Directive
Determine how many lines of this material contain "title". Give only the number.
--- Start of The data ---
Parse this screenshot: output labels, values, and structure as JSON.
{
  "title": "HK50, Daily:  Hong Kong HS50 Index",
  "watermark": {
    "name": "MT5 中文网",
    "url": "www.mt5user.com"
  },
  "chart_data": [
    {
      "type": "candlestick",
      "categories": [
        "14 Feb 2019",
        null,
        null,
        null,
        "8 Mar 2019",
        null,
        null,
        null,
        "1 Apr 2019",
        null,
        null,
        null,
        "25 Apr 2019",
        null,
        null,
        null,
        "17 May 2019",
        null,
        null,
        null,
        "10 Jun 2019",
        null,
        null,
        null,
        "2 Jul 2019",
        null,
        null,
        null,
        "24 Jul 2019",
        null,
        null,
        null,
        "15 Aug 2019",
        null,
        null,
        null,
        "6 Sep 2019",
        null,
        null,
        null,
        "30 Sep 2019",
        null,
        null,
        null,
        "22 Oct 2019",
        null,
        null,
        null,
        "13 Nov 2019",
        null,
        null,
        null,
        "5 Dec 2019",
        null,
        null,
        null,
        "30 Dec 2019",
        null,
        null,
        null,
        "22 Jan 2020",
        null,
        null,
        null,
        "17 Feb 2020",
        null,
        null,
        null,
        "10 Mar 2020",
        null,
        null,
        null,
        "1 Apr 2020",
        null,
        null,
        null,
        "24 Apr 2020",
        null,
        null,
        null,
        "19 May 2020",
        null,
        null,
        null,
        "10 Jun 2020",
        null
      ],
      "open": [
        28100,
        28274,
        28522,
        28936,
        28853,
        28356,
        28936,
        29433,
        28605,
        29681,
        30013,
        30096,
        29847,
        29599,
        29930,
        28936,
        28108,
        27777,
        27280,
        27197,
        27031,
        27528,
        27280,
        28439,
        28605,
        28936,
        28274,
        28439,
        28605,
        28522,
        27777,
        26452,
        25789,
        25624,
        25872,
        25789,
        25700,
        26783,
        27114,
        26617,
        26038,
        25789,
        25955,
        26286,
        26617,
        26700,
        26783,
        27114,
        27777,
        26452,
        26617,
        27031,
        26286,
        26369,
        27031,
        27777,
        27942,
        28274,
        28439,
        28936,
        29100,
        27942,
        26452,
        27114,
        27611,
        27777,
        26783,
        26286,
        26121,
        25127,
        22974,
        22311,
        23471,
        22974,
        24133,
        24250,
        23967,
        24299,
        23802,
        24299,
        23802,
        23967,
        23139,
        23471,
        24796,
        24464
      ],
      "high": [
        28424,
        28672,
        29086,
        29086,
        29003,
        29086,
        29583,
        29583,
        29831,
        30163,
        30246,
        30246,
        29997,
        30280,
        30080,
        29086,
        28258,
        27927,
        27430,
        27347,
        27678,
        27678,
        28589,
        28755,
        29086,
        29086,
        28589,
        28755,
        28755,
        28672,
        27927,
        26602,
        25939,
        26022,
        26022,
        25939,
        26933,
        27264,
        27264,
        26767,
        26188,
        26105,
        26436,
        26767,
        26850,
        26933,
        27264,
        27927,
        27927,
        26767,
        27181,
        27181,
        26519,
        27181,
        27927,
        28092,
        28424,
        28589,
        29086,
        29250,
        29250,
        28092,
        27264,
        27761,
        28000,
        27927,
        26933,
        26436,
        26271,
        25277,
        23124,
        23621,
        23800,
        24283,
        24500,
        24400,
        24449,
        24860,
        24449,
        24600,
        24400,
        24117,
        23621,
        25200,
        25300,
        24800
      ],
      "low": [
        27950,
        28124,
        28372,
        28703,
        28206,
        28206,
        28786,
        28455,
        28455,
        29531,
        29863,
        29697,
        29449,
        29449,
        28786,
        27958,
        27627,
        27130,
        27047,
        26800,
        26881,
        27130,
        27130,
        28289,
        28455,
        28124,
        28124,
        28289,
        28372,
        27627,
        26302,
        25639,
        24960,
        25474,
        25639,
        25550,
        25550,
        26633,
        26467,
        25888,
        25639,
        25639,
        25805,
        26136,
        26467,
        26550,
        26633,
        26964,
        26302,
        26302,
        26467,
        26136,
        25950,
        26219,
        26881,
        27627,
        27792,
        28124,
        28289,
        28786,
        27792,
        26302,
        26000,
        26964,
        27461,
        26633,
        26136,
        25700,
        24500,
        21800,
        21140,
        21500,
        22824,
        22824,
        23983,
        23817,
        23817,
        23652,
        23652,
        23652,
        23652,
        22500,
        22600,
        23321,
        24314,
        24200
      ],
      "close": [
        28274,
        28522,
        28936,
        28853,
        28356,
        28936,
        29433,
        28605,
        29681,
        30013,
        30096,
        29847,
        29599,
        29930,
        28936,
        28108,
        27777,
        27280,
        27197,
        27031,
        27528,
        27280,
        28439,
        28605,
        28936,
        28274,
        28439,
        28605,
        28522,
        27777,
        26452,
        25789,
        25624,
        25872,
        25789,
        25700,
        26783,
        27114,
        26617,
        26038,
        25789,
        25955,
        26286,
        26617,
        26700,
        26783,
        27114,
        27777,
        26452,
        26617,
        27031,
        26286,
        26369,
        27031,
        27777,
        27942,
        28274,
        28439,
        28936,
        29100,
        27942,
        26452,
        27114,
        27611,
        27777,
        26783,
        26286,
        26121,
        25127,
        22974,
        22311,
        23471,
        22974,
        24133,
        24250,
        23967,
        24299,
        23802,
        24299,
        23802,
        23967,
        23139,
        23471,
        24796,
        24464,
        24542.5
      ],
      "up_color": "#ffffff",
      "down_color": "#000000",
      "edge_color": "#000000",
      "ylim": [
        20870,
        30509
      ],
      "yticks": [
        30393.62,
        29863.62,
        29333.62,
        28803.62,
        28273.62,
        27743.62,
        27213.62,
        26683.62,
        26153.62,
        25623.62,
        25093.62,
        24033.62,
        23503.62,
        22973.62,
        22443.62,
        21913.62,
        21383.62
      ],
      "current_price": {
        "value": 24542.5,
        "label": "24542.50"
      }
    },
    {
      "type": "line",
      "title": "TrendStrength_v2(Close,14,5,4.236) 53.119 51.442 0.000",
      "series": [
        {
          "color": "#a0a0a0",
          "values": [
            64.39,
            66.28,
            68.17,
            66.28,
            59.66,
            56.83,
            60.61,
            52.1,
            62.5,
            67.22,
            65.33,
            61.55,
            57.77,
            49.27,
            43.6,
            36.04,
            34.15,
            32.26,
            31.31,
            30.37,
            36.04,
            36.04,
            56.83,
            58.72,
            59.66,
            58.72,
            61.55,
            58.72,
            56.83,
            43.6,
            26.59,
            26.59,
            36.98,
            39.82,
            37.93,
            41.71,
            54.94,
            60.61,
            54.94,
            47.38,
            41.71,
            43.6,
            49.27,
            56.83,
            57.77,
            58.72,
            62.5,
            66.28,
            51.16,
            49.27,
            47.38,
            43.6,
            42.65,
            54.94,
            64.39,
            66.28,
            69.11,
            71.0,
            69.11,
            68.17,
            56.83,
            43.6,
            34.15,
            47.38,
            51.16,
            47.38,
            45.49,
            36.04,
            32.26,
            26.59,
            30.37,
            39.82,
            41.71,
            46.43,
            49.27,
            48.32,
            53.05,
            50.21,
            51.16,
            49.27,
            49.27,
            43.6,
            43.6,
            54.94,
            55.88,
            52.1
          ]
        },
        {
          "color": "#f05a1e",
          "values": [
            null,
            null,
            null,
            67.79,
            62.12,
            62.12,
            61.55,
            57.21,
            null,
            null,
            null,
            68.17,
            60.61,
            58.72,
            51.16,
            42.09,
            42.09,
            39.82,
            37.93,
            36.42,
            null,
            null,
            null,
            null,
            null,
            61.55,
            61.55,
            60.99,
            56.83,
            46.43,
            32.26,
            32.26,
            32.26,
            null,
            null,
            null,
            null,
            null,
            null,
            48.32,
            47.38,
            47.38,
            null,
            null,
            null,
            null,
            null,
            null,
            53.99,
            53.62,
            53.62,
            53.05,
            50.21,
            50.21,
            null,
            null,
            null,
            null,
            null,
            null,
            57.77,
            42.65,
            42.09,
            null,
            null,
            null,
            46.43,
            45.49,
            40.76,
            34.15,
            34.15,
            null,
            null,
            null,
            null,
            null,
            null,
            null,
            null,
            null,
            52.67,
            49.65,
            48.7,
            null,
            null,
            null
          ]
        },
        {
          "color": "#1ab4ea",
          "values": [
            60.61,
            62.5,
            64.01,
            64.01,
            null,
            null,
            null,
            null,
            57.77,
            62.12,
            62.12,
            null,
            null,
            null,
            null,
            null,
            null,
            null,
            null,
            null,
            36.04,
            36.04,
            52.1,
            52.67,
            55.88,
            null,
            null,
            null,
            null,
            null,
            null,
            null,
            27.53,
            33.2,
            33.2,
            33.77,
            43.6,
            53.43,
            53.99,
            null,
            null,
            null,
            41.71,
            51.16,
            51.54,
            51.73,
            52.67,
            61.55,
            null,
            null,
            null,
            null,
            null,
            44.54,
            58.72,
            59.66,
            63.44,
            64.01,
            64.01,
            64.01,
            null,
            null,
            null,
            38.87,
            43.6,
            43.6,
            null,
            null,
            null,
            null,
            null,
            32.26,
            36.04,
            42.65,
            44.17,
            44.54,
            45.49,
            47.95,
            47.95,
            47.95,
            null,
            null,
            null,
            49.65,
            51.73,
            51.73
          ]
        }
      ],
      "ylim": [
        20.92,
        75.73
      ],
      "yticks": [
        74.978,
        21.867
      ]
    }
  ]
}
--- End of The data ---
Solution for this problem
2